Informationen zum Thema Straßenausbaubeiträge vom Bürgermeister Gerhard Martin

Der Verband Deutscher Grundstücksnutzer e.V. hatte per Postwurfsendung zu einem Informationsabend zur Bildung einer Prozessgemeinschaft gegen die Erhebung der Straßenausbaubeiträge eingeladen. Am 23. November 2017 waren ca. 50 Einwohnerinnen und Einwohner dieser Einladung in die Gaststätte Riedelsburg gefolgt.

^^^^

◆ **Ihre Aufgaben**:
A: Fassen Sie den Absatz des Lesetextes, der mit „Der Verband Deutscher Grundstücksnutzer“ beginnt, als Stichpunktliste zusammen, ohne seine wesentlichen Fakten auszulassen.
B: Begründen Sie anhand des Lesetextes, weshalb sich am 23. November 2017 Einwohnerinnen und Einwohner in der Gaststätte Riedelsburg einfanden.

◆ **Erfasste Informationen**:
^^^^

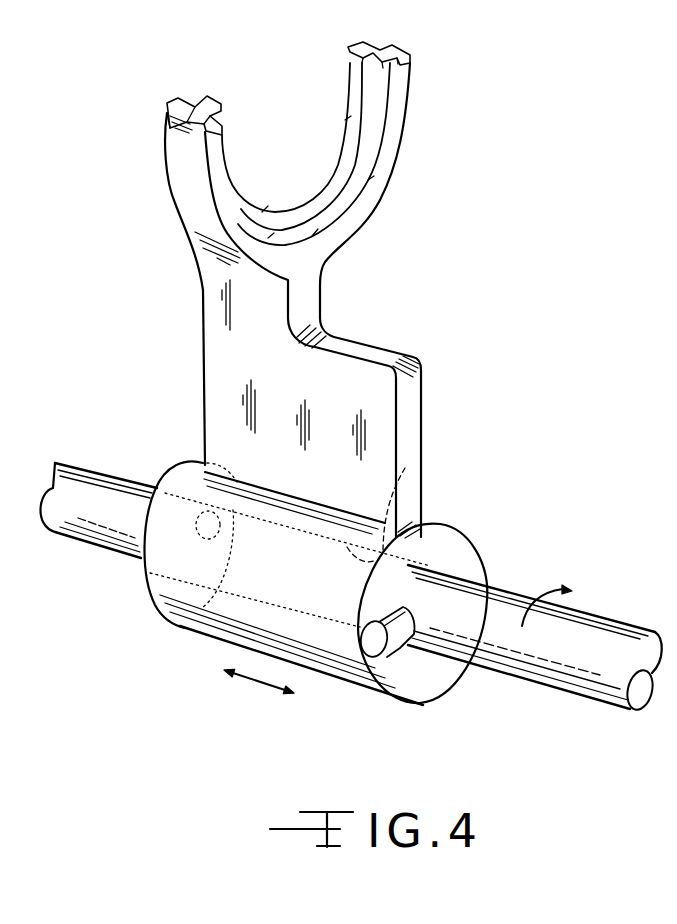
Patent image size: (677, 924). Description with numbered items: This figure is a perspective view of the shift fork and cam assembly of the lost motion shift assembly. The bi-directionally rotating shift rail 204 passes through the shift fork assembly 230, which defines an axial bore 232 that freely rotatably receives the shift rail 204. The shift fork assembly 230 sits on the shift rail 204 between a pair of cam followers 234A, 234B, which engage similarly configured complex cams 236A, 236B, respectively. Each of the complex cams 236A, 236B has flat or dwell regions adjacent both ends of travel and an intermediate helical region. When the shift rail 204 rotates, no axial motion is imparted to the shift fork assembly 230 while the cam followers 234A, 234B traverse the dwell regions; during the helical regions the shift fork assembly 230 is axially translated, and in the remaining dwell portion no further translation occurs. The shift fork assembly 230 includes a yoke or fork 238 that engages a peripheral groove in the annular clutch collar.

^^^^

◆ **Lösungen der Aufgaben**:
A:
- Einladender: Verband Deutscher Grundstücksnutzer e.V.
- Form der Einladung: Postwurfsendung
- Anlass: Informationsabend zur Bildung einer Prozessgemeinschaft gegen die Erhebung der Straßenausbaubeiträge
- Datum: 23. November 2017
- Ort: Gaststätte Riedelsburg
- Teilnehmende: ca. 50 Einwohnerinnen und Einwohner

B: Sie folgten einer Einladung, die der Verband Deutscher Grundstücksnutzer e.V. per Postwurfsendung verschickt hatte. Eingeladen wurde zu einem Informationsabend zur Bildung einer Prozessgemeinschaft gegen die Erhebung der Straßenausbaubeiträge.